* Dataset rows *
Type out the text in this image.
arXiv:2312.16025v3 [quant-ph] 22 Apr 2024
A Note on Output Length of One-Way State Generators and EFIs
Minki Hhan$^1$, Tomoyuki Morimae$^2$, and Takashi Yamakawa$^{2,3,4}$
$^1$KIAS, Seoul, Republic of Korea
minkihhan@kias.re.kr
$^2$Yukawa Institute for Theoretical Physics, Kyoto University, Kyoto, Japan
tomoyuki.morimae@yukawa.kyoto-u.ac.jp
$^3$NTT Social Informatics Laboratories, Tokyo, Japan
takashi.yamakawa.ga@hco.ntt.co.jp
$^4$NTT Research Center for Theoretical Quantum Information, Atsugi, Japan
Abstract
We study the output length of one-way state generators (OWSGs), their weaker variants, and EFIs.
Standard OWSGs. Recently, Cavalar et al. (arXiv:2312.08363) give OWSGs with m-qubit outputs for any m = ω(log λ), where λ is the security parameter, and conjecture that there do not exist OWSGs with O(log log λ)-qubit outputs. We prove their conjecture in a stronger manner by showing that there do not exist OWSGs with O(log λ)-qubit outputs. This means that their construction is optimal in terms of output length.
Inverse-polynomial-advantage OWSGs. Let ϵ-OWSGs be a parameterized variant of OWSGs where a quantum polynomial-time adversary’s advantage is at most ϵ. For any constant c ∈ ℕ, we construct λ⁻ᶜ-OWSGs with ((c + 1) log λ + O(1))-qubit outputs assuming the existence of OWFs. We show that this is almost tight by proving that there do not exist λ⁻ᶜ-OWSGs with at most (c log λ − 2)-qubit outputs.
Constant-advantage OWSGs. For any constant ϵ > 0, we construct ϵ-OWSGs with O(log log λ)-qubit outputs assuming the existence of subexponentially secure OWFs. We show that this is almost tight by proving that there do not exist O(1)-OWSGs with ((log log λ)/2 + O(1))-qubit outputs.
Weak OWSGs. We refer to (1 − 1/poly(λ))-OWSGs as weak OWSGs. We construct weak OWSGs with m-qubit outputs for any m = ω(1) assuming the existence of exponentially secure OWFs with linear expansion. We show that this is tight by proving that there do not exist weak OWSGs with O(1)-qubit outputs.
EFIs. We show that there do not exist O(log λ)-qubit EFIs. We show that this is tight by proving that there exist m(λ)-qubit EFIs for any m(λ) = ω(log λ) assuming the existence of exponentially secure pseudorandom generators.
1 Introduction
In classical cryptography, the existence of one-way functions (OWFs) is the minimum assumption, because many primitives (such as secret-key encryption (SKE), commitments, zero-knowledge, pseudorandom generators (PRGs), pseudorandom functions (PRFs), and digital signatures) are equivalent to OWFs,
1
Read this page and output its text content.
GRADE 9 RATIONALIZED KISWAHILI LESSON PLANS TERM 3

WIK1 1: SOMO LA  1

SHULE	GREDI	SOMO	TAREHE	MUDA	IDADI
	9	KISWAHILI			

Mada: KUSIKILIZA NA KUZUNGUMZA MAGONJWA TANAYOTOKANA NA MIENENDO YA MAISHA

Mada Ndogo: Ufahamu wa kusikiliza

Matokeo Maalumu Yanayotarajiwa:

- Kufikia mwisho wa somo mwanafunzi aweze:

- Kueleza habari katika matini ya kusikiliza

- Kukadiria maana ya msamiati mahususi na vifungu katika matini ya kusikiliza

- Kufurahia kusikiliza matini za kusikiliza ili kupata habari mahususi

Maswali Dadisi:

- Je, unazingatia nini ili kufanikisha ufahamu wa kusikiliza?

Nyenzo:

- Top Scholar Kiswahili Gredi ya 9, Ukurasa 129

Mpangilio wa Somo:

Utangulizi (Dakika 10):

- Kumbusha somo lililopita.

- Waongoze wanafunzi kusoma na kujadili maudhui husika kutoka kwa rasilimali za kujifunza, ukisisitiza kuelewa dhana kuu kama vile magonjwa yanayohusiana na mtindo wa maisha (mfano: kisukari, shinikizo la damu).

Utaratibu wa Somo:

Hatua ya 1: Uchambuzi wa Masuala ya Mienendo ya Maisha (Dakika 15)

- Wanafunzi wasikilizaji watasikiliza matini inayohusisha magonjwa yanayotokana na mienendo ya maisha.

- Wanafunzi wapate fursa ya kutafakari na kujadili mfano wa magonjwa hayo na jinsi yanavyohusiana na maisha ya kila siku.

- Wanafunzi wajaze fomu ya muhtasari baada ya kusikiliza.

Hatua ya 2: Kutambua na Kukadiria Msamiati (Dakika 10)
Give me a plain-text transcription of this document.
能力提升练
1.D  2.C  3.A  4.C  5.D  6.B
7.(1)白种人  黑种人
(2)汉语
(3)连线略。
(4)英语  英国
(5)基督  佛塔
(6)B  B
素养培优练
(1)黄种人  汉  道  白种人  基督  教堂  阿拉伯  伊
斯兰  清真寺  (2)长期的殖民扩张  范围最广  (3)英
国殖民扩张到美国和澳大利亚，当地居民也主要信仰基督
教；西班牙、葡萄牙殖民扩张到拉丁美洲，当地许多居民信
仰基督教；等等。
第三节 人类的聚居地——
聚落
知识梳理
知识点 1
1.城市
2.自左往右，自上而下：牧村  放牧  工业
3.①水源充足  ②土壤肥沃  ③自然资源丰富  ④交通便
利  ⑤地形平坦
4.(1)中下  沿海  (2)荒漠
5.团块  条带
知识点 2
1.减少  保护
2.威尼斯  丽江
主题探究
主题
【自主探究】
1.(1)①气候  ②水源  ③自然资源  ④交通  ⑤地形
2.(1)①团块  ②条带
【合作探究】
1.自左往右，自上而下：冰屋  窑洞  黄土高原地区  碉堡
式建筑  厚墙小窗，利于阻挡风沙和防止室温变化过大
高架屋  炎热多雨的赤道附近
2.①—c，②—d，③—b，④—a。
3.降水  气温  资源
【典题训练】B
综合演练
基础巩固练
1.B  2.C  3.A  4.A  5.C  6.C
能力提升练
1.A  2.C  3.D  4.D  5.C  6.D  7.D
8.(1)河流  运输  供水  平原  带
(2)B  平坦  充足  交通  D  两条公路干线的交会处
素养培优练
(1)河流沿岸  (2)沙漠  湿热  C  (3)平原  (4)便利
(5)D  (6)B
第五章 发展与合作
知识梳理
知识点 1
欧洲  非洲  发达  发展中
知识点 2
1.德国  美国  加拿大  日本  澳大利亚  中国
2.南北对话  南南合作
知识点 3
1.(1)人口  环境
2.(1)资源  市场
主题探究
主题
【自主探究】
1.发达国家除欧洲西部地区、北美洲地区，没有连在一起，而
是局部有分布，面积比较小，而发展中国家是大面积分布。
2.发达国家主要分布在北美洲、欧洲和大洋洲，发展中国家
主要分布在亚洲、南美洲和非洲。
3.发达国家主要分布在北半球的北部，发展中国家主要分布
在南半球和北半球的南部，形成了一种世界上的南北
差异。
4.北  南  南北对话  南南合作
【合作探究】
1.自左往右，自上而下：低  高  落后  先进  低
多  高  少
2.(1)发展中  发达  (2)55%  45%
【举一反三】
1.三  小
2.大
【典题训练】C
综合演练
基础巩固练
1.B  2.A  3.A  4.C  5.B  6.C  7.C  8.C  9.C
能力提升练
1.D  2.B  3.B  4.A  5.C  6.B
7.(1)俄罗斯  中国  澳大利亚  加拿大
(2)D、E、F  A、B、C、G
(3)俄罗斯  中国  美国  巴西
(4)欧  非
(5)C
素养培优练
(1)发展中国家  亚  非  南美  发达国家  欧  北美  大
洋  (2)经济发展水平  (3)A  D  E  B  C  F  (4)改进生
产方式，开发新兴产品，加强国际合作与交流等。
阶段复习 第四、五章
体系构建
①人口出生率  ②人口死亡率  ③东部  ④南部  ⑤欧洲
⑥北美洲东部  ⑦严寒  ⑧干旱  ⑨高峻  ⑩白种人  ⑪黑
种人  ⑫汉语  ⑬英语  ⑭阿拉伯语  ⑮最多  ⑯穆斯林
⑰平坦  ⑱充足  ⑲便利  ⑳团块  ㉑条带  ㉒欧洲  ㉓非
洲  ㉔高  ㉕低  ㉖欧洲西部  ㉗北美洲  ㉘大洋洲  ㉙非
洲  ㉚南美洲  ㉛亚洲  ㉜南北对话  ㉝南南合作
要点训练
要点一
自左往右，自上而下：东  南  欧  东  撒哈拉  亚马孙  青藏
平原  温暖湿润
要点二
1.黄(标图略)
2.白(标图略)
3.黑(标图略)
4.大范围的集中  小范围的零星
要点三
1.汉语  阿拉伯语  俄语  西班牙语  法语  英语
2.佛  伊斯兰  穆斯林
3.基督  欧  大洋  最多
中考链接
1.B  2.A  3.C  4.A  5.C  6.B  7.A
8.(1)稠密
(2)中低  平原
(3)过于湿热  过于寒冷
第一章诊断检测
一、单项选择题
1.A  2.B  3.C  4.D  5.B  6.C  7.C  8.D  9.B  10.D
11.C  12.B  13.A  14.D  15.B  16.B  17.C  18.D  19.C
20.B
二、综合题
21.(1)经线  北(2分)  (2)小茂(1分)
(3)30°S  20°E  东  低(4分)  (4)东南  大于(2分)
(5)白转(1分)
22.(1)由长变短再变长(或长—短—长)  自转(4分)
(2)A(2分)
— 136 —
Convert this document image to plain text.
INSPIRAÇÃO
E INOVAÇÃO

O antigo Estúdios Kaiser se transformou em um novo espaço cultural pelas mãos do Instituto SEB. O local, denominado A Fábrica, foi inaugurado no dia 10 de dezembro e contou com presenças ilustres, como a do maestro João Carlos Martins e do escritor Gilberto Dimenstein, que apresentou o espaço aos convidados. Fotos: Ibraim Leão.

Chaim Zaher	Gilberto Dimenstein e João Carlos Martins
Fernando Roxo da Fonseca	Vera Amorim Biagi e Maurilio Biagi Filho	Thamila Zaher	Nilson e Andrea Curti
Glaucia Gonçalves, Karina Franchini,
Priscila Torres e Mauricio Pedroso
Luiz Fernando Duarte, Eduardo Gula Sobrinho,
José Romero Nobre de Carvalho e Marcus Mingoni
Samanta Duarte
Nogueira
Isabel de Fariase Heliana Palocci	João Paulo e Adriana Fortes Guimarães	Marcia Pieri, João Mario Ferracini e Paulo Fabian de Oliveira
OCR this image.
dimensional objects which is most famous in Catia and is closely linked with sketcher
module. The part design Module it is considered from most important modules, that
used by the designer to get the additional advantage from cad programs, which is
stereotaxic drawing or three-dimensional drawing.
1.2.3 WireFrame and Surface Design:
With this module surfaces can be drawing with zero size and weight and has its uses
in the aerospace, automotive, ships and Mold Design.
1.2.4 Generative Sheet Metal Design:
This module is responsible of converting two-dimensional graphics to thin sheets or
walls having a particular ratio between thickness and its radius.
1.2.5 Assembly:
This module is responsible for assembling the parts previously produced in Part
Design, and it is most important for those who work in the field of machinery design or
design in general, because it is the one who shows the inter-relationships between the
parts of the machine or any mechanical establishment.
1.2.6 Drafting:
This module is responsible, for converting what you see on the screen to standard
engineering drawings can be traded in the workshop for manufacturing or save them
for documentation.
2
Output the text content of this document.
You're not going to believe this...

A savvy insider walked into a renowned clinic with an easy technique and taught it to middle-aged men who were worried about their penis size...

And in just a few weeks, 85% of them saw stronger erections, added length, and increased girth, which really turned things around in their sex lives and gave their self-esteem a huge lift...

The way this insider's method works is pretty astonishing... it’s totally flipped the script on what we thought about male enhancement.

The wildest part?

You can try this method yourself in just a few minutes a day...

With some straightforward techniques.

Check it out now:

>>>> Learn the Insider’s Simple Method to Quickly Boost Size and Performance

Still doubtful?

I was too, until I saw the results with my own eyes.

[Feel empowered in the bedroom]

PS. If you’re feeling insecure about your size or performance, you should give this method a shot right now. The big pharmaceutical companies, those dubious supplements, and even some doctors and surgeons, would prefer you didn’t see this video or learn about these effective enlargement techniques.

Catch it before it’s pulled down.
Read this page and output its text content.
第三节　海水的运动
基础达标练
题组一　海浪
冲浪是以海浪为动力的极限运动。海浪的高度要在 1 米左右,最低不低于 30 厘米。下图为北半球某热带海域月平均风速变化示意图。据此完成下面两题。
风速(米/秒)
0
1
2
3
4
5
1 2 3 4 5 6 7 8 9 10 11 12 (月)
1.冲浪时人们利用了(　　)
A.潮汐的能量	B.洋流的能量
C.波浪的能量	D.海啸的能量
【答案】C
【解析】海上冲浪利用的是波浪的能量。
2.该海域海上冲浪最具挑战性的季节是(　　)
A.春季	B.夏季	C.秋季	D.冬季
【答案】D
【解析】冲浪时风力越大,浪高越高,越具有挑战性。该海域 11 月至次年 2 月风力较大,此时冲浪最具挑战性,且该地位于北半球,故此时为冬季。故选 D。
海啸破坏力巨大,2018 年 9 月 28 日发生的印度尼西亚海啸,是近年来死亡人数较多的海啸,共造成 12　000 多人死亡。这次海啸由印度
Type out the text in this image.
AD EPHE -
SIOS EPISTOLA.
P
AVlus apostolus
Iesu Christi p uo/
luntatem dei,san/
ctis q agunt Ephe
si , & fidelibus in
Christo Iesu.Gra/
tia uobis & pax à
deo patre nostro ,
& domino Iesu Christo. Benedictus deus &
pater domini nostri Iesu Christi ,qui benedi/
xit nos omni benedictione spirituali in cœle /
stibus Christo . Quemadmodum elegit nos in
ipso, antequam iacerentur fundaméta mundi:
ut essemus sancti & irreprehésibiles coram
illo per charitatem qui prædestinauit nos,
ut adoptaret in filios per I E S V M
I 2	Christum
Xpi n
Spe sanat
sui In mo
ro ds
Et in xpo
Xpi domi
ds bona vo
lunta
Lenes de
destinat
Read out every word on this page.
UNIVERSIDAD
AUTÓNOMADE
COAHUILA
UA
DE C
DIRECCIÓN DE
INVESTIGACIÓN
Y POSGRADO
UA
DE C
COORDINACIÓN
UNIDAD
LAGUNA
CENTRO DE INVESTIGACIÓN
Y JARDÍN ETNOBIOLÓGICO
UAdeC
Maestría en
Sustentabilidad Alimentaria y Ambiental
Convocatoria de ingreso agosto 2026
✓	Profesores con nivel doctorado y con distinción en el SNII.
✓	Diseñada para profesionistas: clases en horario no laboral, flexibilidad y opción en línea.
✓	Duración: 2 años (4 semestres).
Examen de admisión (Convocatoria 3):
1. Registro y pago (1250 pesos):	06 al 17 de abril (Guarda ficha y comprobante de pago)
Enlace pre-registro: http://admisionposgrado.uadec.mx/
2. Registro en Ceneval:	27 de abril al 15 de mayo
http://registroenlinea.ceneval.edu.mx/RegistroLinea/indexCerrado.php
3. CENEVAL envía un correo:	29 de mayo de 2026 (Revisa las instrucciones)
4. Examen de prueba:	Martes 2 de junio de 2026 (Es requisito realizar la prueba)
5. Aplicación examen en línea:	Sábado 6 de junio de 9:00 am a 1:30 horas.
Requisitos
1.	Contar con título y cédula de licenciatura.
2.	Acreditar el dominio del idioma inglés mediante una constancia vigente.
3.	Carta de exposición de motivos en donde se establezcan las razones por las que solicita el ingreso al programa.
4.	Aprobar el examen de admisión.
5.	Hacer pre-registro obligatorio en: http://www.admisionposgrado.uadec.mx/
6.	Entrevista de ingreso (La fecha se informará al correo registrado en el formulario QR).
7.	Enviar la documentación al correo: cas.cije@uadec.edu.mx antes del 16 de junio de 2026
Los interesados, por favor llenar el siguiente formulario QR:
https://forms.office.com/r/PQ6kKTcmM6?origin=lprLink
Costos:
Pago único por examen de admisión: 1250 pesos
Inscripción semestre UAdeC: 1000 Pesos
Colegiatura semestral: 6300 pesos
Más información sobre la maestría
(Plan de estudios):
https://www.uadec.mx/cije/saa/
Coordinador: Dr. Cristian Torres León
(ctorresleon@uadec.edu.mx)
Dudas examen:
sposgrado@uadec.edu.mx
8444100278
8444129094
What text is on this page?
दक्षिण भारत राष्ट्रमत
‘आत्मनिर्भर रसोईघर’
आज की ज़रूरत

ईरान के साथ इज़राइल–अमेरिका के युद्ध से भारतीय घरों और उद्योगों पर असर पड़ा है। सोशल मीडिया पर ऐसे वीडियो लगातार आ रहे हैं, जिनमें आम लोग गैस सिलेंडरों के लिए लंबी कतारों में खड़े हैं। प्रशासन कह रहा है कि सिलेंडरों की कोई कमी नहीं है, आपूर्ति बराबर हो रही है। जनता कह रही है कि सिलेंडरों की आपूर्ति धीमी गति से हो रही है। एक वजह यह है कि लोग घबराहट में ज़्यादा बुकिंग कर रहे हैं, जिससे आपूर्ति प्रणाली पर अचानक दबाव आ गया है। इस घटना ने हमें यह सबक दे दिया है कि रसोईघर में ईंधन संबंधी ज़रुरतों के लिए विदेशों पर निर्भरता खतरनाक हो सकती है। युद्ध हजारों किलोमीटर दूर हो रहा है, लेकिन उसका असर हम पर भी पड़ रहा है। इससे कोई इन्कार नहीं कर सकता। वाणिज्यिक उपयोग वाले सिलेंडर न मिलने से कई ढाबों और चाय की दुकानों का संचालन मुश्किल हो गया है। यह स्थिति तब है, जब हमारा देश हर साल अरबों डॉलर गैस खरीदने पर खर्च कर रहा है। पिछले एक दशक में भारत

* Task requirements *
Only the lines from the one with "What text is on this page?" through the end of the material are wanted; copy them exactly, both ends included.

* Output *
What text is on this page?
दक्षिण भारत राष्ट्रमत
‘आत्मनिर्भर रसोईघर’
आज की ज़रूरत

ईरान के साथ इज़राइल–अमेरिका के युद्ध से भारतीय घरों और उद्योगों पर असर पड़ा है। सोशल मीडिया पर ऐसे वीडियो लगातार आ रहे हैं, जिनमें आम लोग गैस सिलेंडरों के लिए लंबी कतारों में खड़े हैं। प्रशासन कह रहा है कि सिलेंडरों की कोई कमी नहीं है, आपूर्ति बराबर हो रही है। जनता कह रही है कि सिलेंडरों की आपूर्ति धीमी गति से हो रही है। एक वजह यह है कि लोग घबराहट में ज़्यादा बुकिंग कर रहे हैं, जिससे आपूर्ति प्रणाली पर अचानक दबाव आ गया है। इस घटना ने हमें यह सबक दे दिया है कि रसोईघर में ईंधन संबंधी ज़रुरतों के लिए विदेशों पर निर्भरता खतरनाक हो सकती है। युद्ध हजारों किलोमीटर दूर हो रहा है, लेकिन उसका असर हम पर भी पड़ रहा है। इससे कोई इन्कार नहीं कर सकता। वाणिज्यिक उपयोग वाले सिलेंडर न मिलने से कई ढाबों और चाय की दुकानों का संचालन मुश्किल हो गया है। यह स्थिति तब है, जब हमारा देश हर साल अरबों डॉलर गैस खरीदने पर खर्च कर रहा है। पिछले एक दशक में भारत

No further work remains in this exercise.